Objective
Gather all lines from the material that contain the word "całkowitą".

Stored data entries

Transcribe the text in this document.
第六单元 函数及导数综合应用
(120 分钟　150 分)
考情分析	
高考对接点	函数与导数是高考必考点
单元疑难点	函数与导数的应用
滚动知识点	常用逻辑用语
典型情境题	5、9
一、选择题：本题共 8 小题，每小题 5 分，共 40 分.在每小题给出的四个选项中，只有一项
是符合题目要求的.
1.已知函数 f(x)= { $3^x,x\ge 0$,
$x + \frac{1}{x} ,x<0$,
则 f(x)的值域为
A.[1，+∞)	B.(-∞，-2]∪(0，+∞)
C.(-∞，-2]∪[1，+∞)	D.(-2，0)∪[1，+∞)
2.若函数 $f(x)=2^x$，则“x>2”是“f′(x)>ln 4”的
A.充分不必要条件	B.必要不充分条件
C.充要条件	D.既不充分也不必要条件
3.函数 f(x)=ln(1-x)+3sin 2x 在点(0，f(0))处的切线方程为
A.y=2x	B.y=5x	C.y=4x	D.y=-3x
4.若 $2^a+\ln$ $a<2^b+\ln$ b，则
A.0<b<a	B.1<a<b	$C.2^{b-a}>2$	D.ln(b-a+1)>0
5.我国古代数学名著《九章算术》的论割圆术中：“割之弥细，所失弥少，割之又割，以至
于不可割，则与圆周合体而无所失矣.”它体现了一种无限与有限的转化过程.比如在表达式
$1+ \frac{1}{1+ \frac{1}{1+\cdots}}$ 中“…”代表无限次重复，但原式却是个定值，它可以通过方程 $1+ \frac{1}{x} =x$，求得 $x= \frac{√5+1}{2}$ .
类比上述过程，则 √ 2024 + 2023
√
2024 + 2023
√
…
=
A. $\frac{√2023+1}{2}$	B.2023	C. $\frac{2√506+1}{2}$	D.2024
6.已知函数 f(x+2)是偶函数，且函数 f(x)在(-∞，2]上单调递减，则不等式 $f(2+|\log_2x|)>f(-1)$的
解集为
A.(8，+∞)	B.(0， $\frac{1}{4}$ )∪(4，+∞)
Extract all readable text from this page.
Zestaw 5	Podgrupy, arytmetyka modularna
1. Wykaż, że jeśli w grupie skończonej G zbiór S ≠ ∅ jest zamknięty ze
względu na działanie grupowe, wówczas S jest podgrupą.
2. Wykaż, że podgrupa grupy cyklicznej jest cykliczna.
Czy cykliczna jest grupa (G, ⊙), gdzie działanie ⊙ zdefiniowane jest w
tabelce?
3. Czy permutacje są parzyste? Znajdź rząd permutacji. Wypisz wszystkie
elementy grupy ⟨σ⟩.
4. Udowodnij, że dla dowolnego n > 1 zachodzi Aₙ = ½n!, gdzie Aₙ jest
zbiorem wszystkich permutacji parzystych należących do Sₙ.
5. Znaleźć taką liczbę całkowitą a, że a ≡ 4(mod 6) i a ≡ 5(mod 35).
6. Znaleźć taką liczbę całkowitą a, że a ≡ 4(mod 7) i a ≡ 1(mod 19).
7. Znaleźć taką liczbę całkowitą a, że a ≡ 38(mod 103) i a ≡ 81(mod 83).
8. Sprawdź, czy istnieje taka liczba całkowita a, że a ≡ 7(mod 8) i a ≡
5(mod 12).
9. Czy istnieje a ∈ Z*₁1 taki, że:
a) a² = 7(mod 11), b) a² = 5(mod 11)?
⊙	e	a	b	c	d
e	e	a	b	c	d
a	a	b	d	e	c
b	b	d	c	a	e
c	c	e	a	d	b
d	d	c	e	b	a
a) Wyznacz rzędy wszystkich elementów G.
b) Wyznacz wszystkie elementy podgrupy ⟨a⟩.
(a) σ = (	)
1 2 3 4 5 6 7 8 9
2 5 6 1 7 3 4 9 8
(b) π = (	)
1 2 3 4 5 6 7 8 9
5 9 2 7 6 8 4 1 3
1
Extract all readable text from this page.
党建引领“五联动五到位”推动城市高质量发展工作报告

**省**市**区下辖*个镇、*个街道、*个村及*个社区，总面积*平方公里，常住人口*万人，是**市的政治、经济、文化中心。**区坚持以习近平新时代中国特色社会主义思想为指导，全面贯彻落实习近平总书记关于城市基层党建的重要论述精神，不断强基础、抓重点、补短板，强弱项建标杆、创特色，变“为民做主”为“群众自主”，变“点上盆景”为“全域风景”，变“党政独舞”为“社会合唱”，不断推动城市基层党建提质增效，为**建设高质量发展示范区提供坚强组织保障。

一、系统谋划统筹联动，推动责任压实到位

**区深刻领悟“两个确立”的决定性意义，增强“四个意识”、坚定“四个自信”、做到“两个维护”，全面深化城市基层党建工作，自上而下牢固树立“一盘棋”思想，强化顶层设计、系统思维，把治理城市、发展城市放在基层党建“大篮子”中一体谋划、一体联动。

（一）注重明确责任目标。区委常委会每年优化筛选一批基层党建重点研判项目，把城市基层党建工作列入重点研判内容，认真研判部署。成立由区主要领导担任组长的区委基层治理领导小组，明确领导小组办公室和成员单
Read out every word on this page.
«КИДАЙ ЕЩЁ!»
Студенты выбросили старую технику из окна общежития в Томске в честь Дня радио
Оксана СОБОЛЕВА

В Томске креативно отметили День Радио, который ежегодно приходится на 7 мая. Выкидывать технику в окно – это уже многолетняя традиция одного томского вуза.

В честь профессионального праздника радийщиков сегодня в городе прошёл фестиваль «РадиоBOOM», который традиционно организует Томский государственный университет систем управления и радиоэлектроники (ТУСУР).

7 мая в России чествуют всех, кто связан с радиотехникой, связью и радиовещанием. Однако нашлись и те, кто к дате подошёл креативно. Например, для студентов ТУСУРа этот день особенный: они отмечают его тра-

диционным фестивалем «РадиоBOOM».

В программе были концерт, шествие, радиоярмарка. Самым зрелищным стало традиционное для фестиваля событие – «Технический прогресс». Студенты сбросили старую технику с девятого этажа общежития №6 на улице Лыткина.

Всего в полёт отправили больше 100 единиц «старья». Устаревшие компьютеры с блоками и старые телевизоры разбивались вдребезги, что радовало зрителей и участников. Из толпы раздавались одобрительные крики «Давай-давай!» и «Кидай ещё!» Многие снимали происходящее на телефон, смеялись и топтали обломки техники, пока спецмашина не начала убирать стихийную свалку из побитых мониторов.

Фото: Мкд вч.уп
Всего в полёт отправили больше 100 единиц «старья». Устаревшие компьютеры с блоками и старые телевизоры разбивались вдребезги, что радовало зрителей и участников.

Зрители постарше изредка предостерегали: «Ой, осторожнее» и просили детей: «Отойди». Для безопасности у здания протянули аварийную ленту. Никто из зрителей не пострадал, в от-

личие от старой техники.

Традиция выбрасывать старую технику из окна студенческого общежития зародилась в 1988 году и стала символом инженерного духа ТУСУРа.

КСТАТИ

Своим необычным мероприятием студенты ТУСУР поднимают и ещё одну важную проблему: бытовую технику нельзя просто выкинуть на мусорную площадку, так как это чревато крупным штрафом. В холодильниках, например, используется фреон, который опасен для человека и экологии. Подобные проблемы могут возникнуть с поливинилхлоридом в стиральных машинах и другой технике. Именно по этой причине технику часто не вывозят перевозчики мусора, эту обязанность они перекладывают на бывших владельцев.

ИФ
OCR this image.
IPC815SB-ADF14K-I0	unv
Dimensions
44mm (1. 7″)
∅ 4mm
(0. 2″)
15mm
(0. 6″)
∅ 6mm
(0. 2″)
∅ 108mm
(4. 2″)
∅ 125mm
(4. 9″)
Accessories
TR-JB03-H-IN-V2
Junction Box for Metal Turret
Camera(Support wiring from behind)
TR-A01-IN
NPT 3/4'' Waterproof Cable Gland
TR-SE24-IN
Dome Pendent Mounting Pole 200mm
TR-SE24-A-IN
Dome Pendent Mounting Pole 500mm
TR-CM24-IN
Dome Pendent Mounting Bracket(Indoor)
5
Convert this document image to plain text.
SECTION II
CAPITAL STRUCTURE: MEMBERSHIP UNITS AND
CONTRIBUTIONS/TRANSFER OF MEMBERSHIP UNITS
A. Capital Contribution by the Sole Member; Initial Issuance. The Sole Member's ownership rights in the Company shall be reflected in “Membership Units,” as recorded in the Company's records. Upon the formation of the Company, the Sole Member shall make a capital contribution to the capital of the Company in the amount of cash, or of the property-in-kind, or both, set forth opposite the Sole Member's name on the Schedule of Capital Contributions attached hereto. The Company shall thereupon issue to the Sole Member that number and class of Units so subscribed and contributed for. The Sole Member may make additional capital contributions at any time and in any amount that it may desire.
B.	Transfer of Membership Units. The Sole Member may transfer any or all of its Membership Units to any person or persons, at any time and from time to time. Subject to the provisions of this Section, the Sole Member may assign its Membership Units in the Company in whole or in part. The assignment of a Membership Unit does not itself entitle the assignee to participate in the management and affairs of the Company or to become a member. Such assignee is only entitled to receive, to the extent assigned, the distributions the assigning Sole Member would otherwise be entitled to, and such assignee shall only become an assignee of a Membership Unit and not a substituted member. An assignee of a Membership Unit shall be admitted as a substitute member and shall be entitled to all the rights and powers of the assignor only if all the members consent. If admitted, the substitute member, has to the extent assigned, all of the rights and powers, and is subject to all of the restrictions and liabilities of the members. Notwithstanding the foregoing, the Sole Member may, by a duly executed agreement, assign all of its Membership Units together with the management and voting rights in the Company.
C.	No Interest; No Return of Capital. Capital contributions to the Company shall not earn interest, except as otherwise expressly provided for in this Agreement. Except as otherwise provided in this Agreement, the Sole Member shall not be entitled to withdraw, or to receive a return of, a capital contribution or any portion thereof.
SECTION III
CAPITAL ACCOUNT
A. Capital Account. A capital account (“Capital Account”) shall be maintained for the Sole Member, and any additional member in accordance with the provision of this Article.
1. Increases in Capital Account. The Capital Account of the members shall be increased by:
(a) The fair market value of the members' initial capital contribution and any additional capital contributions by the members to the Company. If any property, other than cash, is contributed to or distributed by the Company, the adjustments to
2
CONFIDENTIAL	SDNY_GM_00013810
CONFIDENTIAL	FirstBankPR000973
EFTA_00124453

Exercise solution
5. Znaleźć taką liczbę całkowitą a, że a ≡ 4(mod 6) i a ≡ 5(mod 35).
6. Znaleźć taką liczbę całkowitą a, że a ≡ 4(mod 7) i a ≡ 1(mod 19).
7. Znaleźć taką liczbę całkowitą a, że a ≡ 38(mod 103) i a ≡ 81(mod 83).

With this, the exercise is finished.